### Requirements
In the data that follows, count every line holding the string "Runoff" and give the count alone.

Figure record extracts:
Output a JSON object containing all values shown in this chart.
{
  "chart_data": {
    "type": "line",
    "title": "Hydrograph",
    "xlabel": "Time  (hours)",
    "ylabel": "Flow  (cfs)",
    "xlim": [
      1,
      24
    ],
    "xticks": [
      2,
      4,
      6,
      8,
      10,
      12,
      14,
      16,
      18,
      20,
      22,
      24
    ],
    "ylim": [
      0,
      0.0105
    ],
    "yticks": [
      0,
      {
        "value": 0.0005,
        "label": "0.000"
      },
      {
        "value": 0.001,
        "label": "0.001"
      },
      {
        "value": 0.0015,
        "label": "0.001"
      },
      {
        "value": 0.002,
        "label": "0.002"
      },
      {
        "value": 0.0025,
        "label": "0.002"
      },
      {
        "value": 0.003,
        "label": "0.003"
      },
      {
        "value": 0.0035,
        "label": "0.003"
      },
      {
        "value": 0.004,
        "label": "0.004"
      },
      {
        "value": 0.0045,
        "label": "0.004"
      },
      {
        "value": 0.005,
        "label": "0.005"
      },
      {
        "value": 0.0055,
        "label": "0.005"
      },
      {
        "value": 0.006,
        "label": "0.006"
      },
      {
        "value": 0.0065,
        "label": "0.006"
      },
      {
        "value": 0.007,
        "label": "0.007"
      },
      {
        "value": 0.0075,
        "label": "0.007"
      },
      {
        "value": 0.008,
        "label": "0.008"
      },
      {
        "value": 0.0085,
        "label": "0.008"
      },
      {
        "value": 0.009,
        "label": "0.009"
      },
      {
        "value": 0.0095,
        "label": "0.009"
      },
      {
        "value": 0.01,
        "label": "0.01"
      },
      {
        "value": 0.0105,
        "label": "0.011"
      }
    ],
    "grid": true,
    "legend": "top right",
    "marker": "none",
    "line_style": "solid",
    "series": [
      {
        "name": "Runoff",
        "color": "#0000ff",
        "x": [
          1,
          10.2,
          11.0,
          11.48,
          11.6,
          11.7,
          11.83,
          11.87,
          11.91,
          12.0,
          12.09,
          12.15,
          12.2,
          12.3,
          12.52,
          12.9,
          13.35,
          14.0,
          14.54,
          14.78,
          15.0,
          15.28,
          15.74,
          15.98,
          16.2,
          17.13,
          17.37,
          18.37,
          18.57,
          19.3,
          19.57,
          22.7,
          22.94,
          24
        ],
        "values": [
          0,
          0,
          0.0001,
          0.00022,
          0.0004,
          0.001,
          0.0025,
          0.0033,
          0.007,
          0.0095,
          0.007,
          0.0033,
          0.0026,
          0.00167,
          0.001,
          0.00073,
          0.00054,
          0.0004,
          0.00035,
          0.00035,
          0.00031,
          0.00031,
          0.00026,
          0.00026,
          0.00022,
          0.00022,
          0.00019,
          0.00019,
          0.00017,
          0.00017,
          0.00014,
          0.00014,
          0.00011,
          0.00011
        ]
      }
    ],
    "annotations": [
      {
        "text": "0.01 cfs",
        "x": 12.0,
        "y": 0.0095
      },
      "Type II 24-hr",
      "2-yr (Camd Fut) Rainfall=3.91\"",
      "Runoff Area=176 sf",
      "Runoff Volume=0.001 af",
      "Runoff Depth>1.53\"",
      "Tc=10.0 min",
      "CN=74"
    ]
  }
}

### Full answer
4